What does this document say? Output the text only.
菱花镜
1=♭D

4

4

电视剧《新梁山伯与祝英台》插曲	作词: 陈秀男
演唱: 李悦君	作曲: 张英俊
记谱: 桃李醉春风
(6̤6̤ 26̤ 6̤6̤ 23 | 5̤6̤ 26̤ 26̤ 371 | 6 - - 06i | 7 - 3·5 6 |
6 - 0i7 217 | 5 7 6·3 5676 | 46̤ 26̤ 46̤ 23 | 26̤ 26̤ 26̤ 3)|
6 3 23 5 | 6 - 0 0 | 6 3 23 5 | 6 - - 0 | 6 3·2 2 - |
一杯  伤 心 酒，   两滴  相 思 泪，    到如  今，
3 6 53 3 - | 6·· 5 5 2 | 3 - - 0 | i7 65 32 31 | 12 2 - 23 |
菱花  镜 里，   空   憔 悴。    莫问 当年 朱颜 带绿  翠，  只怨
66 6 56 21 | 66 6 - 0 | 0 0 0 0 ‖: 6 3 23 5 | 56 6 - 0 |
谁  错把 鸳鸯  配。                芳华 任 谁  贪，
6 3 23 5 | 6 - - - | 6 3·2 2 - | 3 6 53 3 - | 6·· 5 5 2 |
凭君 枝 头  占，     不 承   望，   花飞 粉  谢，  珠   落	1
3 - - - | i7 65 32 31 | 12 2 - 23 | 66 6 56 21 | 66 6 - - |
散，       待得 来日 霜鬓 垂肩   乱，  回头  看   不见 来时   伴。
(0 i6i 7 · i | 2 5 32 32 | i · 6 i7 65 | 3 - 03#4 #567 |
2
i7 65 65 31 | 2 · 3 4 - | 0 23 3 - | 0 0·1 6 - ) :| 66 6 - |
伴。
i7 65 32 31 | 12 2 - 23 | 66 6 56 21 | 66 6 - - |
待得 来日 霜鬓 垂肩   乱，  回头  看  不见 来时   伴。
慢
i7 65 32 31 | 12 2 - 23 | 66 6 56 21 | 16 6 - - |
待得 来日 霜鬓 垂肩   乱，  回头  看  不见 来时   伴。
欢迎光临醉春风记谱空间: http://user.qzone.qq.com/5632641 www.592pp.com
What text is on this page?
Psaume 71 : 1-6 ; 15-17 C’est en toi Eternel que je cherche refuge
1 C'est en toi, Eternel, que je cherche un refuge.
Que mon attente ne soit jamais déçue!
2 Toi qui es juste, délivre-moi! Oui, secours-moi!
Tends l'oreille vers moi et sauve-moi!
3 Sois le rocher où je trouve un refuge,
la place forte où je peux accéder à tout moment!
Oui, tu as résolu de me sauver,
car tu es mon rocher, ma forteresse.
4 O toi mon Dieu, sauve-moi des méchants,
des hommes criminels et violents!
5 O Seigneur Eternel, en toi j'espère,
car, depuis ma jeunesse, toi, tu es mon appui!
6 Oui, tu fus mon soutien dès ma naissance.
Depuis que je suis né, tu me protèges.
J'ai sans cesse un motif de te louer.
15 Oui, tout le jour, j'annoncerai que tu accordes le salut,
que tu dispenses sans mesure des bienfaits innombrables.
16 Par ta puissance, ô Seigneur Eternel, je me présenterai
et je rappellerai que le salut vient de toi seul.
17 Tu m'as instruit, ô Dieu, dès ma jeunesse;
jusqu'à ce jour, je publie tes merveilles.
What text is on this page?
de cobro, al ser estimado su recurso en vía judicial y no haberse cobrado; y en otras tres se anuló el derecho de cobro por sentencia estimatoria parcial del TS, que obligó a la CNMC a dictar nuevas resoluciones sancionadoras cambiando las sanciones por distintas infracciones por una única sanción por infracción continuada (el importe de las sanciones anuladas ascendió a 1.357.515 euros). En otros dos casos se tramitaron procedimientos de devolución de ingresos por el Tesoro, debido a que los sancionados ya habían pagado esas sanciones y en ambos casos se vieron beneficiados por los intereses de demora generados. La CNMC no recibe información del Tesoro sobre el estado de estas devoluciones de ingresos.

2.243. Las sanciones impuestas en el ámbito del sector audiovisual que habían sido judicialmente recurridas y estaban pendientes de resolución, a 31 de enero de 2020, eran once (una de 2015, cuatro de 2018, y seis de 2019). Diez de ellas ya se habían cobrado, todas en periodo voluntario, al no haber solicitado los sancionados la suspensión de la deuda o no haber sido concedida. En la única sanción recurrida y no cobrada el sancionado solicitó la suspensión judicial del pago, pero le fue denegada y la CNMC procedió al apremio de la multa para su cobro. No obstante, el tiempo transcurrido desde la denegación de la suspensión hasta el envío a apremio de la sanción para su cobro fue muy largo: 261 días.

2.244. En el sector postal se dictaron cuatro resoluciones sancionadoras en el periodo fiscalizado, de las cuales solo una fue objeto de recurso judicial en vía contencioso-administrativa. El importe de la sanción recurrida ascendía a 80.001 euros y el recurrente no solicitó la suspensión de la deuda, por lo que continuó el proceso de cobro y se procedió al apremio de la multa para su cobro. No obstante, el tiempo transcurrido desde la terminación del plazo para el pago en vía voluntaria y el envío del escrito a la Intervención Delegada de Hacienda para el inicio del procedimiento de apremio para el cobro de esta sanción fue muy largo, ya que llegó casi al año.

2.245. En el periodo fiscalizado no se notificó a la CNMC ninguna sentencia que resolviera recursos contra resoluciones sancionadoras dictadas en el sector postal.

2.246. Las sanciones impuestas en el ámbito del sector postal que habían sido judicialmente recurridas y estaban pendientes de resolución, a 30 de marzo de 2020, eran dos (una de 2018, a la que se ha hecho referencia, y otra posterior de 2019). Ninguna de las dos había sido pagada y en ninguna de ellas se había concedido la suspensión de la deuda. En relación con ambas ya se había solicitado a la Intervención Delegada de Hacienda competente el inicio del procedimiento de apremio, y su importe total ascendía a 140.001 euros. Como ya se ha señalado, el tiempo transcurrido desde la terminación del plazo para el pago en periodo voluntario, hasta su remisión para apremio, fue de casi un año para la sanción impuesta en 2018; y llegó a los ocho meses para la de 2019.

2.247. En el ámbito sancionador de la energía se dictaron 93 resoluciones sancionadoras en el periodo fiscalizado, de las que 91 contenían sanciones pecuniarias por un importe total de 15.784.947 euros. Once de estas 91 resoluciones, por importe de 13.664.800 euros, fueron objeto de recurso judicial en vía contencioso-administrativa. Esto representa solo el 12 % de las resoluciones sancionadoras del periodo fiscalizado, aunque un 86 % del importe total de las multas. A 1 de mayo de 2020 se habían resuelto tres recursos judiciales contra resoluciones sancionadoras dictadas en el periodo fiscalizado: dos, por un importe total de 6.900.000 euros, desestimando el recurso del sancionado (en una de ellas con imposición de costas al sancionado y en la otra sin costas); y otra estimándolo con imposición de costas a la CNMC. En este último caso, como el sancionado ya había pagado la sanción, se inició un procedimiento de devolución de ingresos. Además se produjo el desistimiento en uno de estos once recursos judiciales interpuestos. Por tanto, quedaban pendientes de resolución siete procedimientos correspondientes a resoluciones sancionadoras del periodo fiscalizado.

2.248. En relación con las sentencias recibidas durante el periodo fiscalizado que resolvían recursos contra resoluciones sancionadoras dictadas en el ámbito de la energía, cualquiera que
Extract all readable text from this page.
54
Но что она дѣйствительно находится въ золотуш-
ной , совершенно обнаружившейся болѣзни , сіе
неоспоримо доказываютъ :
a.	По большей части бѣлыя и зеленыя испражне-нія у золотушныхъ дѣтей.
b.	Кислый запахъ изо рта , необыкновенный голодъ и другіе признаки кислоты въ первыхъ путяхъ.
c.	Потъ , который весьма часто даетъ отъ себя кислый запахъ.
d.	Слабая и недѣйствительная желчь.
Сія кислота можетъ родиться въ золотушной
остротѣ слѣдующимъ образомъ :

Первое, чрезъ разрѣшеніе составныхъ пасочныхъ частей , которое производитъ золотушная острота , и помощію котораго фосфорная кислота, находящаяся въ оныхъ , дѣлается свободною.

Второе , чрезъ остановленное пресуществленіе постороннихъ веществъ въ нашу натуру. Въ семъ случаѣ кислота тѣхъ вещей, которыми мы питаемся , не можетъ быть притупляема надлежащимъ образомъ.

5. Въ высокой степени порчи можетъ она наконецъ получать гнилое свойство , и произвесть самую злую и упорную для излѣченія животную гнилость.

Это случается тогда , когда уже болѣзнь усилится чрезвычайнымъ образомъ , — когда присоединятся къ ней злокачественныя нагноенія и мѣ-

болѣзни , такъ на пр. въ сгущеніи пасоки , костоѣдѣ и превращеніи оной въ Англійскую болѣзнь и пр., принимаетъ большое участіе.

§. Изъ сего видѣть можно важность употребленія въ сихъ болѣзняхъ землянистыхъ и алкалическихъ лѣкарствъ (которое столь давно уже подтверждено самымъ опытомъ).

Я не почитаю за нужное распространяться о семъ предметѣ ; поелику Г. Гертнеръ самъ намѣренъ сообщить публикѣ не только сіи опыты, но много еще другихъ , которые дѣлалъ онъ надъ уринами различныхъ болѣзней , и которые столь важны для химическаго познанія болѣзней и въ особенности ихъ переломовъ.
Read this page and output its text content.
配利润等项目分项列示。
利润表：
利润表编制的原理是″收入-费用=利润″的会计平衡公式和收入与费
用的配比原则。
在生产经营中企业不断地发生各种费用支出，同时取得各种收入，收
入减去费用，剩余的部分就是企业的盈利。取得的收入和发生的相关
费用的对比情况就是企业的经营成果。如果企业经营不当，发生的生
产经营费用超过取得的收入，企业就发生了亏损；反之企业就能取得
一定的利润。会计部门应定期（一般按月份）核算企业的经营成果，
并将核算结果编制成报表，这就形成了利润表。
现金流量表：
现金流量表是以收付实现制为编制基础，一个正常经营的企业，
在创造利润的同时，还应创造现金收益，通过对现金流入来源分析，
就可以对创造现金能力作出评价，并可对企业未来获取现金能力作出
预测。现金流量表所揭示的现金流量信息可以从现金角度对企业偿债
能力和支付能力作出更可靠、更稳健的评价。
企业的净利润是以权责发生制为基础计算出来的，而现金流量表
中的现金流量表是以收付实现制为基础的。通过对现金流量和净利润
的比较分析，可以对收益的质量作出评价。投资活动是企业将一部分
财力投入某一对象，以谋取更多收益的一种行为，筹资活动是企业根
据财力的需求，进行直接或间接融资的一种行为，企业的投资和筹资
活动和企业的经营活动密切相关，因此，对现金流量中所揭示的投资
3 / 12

= = = =

Using the listing above, list every line in which the string "llegó" occurs.

_Solved problem:_
2.244. En el sector postal se dictaron cuatro resoluciones sancionadoras en el periodo fiscalizado, de las cuales solo una fue objeto de recurso judicial en vía contencioso-administrativa. El importe de la sanción recurrida ascendía a 80.001 euros y el recurrente no solicitó la suspensión de la deuda, por lo que continuó el proceso de cobro y se procedió al apremio de la multa para su cobro. No obstante, el tiempo transcurrido desde la terminación del plazo para el pago en vía voluntaria y el envío del escrito a la Intervención Delegada de Hacienda para el inicio del procedimiento de apremio para el cobro de esta sanción fue muy largo, ya que llegó casi al año.
2.246. Las sanciones impuestas en el ámbito del sector postal que habían sido judicialmente recurridas y estaban pendientes de resolución, a 30 de marzo de 2020, eran dos (una de 2018, a la que se ha hecho referencia, y otra posterior de 2019). Ninguna de las dos había sido pagada y en ninguna de ellas se había concedido la suspensión de la deuda. En relación con ambas ya se había solicitado a la Intervención Delegada de Hacienda competente el inicio del procedimiento de apremio, y su importe total ascendía a 140.001 euros. Como ya se ha señalado, el tiempo transcurrido desde la terminación del plazo para el pago en periodo voluntario, hasta su remisión para apremio, fue de casi un año para la sanción impuesta en 2018; y llegó a los ocho meses para la de 2019.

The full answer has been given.